■ **EXERCISE AIM**
Filter the records below down to lines containing "先到先得".

■ **INPUT MATERIAL**
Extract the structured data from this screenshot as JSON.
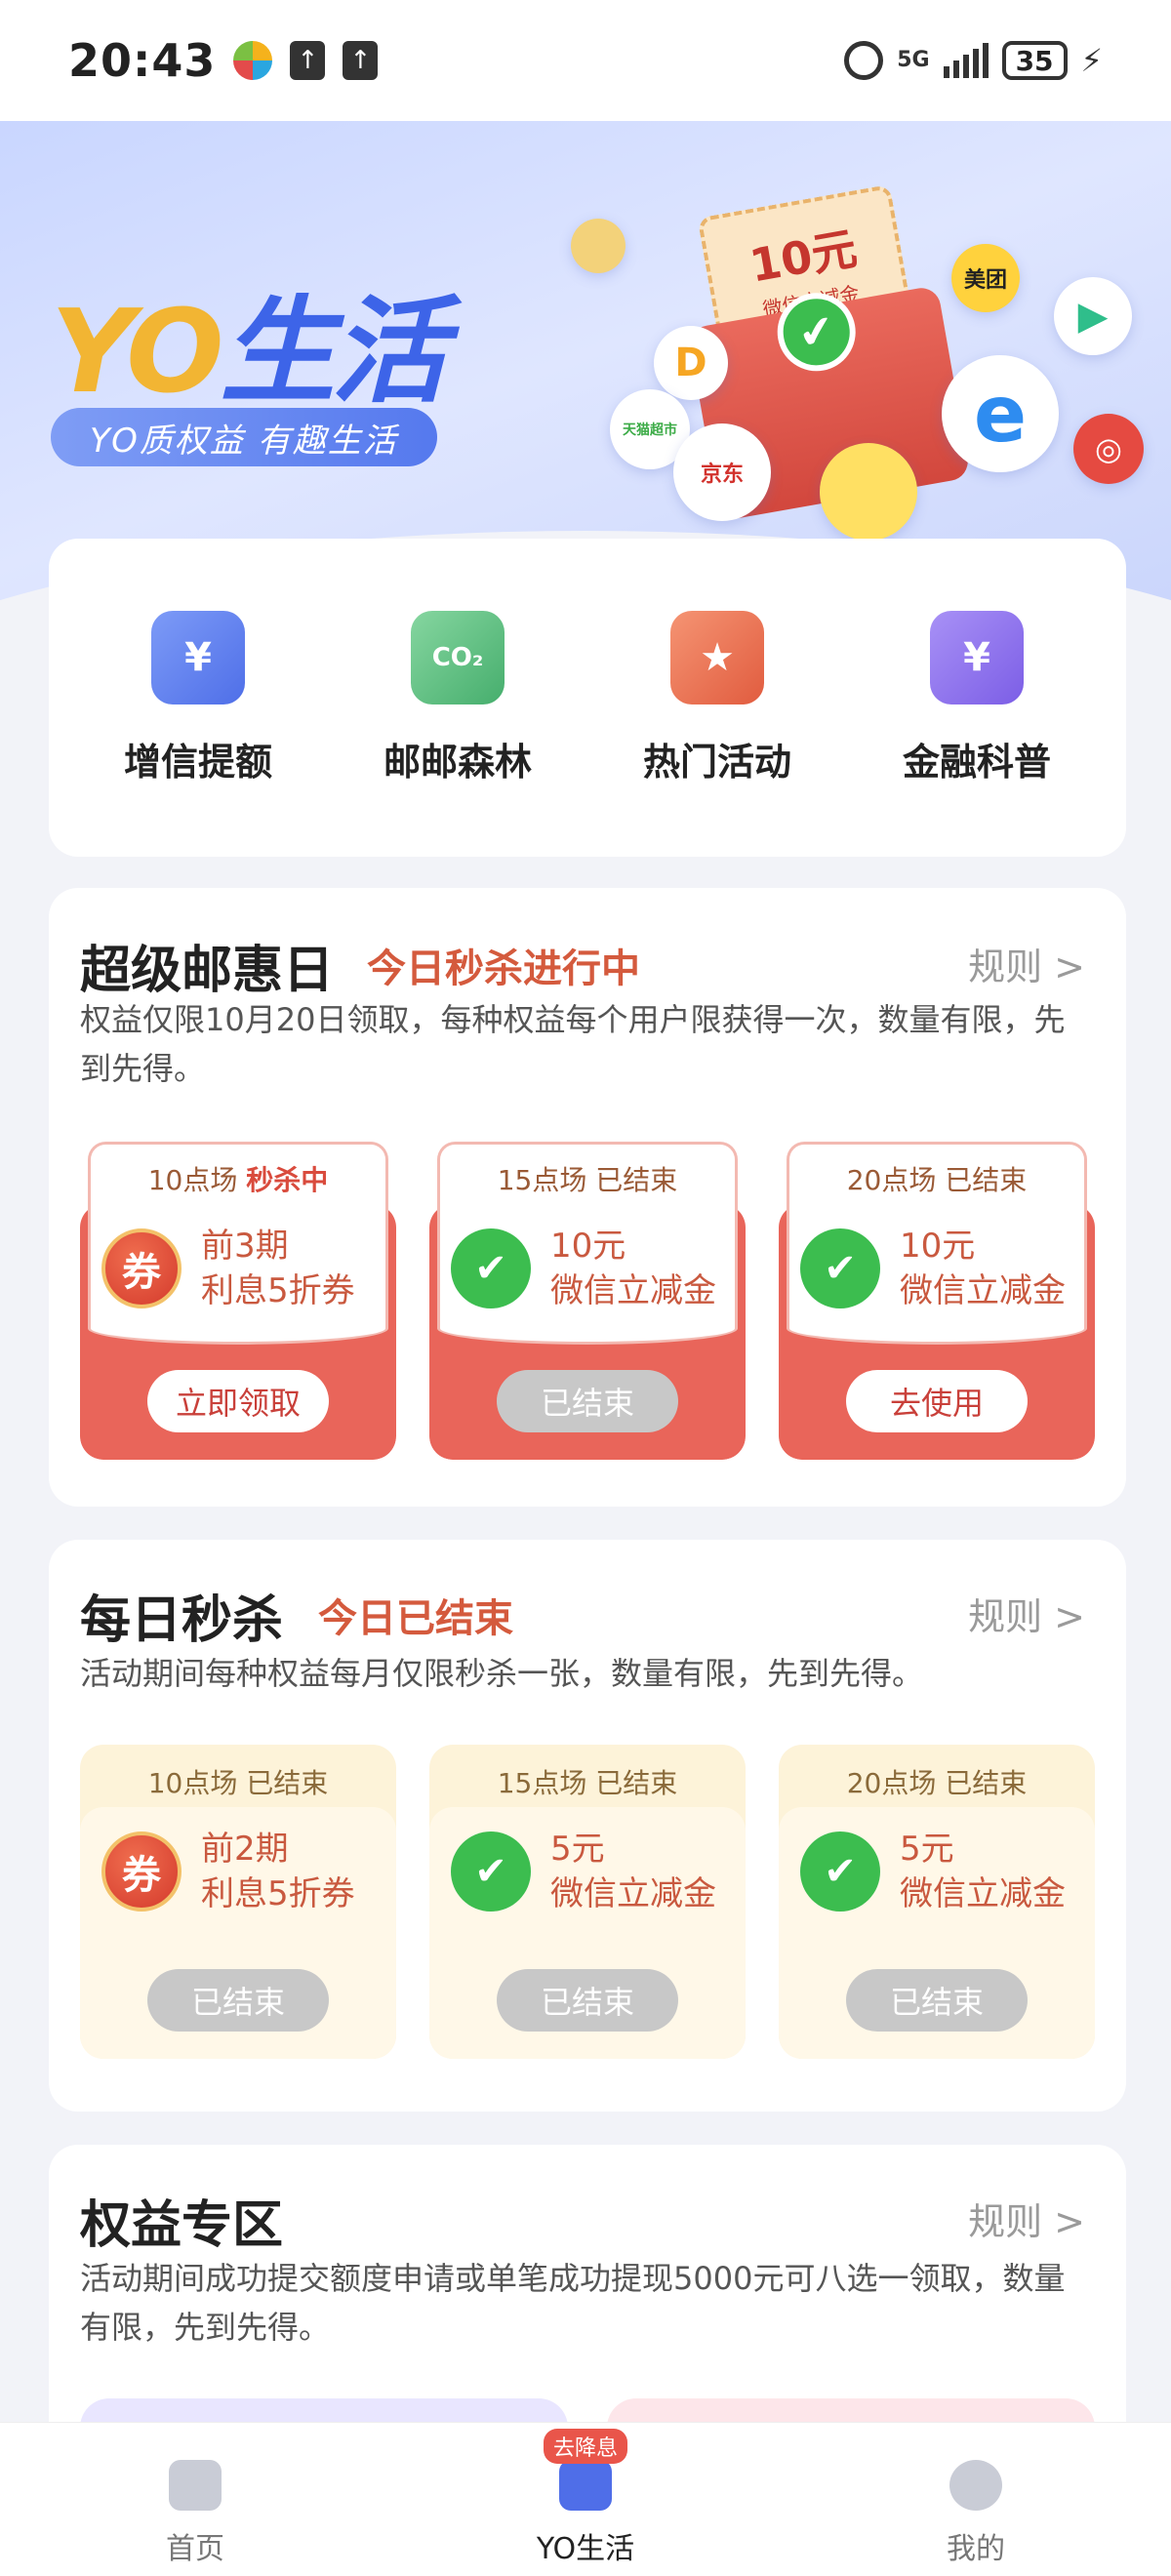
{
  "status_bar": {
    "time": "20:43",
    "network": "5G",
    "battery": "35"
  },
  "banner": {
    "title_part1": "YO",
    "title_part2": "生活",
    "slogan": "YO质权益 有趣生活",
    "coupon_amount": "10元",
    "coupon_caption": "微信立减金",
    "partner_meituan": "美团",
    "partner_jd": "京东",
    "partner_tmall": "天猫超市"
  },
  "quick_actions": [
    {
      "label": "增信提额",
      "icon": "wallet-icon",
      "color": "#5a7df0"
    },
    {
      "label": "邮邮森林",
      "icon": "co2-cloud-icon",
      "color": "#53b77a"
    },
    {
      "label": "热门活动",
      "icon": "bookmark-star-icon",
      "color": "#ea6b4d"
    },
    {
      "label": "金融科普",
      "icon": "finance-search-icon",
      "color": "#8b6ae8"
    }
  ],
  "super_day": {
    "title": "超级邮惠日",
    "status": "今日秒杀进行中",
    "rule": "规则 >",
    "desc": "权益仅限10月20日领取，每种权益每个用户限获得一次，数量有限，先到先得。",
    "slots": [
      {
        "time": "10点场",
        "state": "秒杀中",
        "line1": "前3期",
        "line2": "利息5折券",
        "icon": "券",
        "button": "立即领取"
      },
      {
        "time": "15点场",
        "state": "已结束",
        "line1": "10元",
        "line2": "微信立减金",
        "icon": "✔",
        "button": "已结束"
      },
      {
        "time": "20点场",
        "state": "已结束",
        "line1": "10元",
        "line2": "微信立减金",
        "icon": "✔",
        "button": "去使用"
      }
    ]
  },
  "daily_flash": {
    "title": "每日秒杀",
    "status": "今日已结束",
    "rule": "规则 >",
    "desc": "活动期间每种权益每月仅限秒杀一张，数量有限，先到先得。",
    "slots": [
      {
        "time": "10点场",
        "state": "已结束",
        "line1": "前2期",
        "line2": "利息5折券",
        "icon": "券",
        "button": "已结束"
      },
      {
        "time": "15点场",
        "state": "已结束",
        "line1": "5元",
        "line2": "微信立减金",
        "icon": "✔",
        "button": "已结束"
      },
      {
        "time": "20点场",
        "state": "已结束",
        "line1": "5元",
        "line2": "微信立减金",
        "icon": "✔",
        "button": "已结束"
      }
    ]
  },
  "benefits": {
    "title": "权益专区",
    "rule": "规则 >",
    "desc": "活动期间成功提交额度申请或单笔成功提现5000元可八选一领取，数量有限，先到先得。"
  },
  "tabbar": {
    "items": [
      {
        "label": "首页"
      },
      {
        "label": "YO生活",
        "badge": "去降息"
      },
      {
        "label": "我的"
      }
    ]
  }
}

■ **WRITTEN SOLUTION**
    "desc": "权益仅限10月20日领取，每种权益每个用户限获得一次，数量有限，先到先得。",
    "desc": "活动期间每种权益每月仅限秒杀一张，数量有限，先到先得。",
    "desc": "活动期间成功提交额度申请或单笔成功提现5000元可八选一领取，数量有限，先到先得。"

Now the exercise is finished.